Informe quantas linhas das entradas abaixo contêm a sequência "lacu". Responda somente com o número.
▬▬▬▬▬▬
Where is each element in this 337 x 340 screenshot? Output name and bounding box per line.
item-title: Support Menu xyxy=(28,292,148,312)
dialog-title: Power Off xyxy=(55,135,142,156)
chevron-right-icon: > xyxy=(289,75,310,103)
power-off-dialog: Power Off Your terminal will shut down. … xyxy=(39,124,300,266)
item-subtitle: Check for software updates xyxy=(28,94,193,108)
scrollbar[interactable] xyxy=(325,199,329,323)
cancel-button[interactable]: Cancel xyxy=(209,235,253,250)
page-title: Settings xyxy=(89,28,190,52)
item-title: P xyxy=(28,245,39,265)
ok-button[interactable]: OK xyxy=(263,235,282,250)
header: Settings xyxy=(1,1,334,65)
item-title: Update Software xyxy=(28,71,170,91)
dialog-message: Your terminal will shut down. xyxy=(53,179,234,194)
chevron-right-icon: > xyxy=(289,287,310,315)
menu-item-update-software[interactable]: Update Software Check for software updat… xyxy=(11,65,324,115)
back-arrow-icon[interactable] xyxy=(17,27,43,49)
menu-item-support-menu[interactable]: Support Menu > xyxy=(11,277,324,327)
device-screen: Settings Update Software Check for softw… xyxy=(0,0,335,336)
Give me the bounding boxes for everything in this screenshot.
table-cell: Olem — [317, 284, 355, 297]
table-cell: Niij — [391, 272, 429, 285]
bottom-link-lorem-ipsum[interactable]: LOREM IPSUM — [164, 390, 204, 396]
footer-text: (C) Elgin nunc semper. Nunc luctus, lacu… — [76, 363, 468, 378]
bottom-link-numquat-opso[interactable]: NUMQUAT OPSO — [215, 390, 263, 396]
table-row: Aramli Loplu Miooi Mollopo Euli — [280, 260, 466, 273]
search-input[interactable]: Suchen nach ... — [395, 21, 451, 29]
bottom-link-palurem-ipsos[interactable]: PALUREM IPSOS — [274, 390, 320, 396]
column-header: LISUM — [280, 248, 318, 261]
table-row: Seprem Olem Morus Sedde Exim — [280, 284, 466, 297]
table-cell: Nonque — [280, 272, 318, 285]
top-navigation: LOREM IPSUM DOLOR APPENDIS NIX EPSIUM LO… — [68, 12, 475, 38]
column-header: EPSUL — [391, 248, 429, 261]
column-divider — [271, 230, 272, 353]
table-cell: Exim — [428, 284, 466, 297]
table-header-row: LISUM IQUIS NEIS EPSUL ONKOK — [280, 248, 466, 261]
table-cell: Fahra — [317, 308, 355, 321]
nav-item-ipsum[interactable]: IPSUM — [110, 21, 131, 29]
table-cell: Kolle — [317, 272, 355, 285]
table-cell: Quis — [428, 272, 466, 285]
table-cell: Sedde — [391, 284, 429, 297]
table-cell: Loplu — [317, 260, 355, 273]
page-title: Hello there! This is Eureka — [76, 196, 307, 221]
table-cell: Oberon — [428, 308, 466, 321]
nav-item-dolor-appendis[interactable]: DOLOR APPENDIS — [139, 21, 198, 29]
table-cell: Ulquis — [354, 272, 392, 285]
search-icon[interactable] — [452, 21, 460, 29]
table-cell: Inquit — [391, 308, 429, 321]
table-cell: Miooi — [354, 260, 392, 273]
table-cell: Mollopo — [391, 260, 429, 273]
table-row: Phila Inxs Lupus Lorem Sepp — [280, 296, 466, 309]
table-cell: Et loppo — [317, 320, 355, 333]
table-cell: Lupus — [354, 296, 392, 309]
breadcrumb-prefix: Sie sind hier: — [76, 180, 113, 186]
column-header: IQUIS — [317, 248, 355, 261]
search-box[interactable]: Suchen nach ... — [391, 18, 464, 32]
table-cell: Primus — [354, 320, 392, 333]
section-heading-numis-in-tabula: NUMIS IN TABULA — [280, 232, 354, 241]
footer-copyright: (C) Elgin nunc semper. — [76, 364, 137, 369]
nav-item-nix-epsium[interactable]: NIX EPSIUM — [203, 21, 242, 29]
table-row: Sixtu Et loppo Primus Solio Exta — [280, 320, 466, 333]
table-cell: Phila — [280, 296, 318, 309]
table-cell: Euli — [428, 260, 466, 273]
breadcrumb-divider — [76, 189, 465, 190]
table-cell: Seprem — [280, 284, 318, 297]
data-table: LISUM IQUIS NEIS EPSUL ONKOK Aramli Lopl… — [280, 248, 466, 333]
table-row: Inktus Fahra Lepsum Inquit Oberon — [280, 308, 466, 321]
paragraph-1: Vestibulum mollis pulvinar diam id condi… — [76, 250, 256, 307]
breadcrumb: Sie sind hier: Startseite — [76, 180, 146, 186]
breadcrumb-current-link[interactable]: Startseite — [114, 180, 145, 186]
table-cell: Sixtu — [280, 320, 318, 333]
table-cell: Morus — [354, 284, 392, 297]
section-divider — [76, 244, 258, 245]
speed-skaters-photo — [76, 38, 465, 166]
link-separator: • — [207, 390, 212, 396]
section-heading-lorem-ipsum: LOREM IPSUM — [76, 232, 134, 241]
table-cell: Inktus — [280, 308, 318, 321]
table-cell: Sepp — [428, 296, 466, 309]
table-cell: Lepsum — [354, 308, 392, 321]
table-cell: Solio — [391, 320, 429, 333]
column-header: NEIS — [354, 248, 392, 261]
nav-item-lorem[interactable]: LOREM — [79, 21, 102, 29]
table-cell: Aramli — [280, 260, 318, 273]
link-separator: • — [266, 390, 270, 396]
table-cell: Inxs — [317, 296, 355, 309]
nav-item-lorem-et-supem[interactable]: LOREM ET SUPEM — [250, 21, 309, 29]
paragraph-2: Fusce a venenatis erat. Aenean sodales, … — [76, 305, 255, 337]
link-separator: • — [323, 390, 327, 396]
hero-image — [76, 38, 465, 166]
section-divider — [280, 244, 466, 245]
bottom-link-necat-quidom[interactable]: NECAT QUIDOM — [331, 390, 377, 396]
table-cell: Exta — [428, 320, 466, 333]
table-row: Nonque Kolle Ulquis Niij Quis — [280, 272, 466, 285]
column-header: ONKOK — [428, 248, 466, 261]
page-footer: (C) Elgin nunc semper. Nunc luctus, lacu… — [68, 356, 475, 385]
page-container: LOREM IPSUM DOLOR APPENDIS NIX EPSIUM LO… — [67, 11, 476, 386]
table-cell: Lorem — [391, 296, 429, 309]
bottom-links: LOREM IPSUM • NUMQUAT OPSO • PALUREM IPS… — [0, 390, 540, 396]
▬▬▬▬▬▬
• **Resposta**: 2